• [GIVEN EXERCISE]: In the post on loading a project's tasks below, write out everything from "While the second" down to "within a 'foreach'." without changing a word.

As I'm building my specific Project page that lists specifc tasks, I was curious to know if I'm doing it right.

What I need on my view is: tasks belonging to a specific Project & the name of the project. I can get this to work fine, however I want to learn if my way of doing it correct.

I'm using two various methods

The first method I'm using, deals with having two functions on my Model, triggering two queries:

// Show project tasks
function get_tasks($project_id) {
    $this->db->from('tasks');
    $this->db->where('tasks.project_id', $project_id);
    $this->db->order_by('tasks.created_date', 'DESC');
    return $this->db->get()->result_array();    
}

// Show single project name
function get_single_project($project_id) {
    $this->db->from('projects');
    $this->db->where('projects.id', $project_id);
    return $this->db->get()->row_array();   
}

Then on my controller

$data['tasks'] = $this->project_model->get_tasks($project_id);
$data['project_name'] = $this->project_model->get_single_project($project_id)['project_name'];

This is working as expected, and producing an elegant array (especially on projects without tasks).

array (
  'tasks' => 
  array (
  ),
  'project_name' => 'Default name',
)

However I didn't like triggering two different queries, so I decided to JOIN projects with tasks and have one hit to the database, as such:

// Show project tasks
function get_project_tasks($project_id) {
    $this->db->select("tasks.*, projects.project_name");
    $this->db->from('projects');
    $this->db->where('projects.id', $project_id);
    $this->db->join('tasks', 'tasks.project_id = projects.id', "LEFT");
    $this->db->order_by('tasks.created_date', 'DESC');
    return $this->db->get()->result_array();    
}

and then my controller:

$data['tasks'] = $this->project_model->get_project_tasks($project_id);
$data['project_name'] = $data['tasks'][0]['project_name'];

While the second approach is using one query only, It's also producing an "empty" array (below) on projects without any tasks and causing to print at least one empty line within a 'foreach'.

Raw records:
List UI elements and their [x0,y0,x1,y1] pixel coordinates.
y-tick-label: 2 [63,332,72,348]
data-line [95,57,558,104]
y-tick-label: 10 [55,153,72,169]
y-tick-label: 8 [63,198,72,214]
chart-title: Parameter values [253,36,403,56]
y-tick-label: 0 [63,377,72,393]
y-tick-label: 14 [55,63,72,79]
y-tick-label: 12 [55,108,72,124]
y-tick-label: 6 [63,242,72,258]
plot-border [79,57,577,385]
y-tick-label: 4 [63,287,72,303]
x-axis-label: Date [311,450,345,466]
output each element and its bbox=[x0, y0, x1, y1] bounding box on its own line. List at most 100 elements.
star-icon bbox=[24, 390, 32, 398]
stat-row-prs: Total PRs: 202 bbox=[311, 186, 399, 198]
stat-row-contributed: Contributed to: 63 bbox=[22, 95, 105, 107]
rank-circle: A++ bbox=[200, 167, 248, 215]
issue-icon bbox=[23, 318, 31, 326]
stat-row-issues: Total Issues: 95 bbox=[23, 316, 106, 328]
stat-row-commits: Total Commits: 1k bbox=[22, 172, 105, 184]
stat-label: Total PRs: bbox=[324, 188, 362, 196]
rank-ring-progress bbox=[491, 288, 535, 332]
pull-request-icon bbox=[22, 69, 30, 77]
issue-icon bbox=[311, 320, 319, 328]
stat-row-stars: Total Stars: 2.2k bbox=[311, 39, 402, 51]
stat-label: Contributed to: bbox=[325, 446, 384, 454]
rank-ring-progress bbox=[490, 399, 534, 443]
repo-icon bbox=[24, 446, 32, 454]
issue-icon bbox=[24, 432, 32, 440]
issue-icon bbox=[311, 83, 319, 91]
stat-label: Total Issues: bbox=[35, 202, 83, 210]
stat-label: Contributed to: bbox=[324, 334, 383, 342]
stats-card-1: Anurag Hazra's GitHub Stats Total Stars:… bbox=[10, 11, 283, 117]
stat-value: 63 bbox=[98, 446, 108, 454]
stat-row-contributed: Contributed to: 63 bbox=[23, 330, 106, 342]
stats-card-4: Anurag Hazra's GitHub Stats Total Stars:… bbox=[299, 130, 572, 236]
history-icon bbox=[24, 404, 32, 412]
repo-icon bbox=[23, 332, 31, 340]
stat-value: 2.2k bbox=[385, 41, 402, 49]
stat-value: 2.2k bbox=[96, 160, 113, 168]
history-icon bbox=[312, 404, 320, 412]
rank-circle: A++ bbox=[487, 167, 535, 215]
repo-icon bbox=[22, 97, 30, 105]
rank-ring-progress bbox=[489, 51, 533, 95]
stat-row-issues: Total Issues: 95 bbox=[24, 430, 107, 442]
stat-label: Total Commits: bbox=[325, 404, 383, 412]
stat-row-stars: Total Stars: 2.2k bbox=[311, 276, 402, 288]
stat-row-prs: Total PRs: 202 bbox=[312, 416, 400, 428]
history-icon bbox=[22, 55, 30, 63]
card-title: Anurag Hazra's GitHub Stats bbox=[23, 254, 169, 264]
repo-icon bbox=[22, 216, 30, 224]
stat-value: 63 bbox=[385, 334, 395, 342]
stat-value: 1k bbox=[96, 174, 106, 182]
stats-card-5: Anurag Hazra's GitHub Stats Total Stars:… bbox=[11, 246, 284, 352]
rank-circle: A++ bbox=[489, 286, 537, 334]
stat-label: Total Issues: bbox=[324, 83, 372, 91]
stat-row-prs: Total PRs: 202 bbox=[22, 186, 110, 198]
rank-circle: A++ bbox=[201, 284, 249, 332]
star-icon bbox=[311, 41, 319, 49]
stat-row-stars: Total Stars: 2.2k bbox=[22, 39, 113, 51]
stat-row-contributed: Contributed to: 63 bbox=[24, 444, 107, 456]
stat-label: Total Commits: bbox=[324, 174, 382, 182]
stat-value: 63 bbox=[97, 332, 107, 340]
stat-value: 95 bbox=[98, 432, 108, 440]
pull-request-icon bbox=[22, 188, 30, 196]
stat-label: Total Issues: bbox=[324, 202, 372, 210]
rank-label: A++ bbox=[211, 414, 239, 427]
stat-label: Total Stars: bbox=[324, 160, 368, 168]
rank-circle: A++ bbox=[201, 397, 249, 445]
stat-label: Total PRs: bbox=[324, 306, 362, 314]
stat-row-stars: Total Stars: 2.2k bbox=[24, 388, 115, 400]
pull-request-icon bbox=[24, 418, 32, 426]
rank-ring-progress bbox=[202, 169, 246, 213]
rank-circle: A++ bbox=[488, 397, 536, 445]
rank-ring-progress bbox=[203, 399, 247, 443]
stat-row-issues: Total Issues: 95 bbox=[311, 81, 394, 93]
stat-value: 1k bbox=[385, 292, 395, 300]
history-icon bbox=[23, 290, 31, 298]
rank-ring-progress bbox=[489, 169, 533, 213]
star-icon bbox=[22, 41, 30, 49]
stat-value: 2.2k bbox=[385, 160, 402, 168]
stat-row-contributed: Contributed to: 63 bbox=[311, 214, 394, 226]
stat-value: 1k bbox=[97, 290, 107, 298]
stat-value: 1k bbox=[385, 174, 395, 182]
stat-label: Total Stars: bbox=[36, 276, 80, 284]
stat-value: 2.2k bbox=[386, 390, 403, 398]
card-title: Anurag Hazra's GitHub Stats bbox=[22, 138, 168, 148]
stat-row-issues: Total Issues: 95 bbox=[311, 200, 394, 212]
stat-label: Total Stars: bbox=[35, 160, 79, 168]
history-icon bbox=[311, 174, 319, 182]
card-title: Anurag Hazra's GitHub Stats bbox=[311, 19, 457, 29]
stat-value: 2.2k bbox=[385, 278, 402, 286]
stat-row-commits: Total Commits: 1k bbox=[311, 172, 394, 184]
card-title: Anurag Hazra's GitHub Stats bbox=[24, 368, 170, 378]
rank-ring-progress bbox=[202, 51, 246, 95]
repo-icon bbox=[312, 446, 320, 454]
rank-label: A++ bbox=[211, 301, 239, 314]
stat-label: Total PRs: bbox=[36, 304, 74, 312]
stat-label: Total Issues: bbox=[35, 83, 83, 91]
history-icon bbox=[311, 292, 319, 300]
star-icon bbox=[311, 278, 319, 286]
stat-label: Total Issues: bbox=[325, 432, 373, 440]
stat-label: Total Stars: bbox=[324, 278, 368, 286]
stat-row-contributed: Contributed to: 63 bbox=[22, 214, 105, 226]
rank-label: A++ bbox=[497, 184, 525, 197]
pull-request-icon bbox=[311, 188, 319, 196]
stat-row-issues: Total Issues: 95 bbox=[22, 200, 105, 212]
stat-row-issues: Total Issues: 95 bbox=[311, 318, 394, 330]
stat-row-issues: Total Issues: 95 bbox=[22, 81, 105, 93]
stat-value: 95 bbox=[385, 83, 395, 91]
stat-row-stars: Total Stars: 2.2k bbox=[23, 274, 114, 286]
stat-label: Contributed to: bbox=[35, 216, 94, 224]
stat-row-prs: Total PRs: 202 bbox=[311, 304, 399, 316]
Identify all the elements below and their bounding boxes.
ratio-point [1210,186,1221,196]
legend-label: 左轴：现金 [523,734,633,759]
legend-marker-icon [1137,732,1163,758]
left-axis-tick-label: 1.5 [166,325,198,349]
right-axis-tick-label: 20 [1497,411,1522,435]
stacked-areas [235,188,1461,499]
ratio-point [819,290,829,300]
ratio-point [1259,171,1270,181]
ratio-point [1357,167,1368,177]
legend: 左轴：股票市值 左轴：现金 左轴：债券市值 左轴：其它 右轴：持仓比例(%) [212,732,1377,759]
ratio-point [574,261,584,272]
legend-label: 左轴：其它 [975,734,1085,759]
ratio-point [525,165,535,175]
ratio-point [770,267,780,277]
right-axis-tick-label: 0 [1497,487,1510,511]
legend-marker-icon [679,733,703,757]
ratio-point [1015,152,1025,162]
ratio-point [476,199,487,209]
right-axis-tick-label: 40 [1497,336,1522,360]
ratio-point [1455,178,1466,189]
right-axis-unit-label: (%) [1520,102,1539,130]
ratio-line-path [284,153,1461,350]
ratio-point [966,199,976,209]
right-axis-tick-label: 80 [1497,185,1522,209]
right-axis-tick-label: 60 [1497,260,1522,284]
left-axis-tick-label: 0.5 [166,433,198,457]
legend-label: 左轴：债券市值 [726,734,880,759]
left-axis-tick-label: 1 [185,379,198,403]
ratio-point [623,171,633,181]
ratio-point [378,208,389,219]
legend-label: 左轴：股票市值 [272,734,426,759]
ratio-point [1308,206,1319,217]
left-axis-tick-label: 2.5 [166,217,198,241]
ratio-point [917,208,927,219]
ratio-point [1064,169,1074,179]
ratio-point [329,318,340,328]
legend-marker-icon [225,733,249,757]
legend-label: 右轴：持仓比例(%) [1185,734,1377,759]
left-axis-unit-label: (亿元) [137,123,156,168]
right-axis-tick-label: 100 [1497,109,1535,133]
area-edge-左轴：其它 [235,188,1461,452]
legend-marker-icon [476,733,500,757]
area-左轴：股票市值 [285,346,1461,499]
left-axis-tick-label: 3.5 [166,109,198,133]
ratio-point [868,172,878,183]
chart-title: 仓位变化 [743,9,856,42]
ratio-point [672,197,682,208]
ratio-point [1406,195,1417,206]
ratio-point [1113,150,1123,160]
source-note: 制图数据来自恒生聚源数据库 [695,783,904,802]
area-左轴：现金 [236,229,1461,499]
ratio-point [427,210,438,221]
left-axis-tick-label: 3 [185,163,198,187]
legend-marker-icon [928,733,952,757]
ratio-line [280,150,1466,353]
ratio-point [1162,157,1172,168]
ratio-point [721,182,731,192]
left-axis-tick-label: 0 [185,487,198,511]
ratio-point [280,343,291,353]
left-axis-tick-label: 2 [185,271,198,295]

• [SOLUTION FOR THIS EXERCISE]:
While the second approach is using one query only, It's also producing an "empty" array (below) on projects without any tasks and causing to print at least one empty line within a 'foreach'.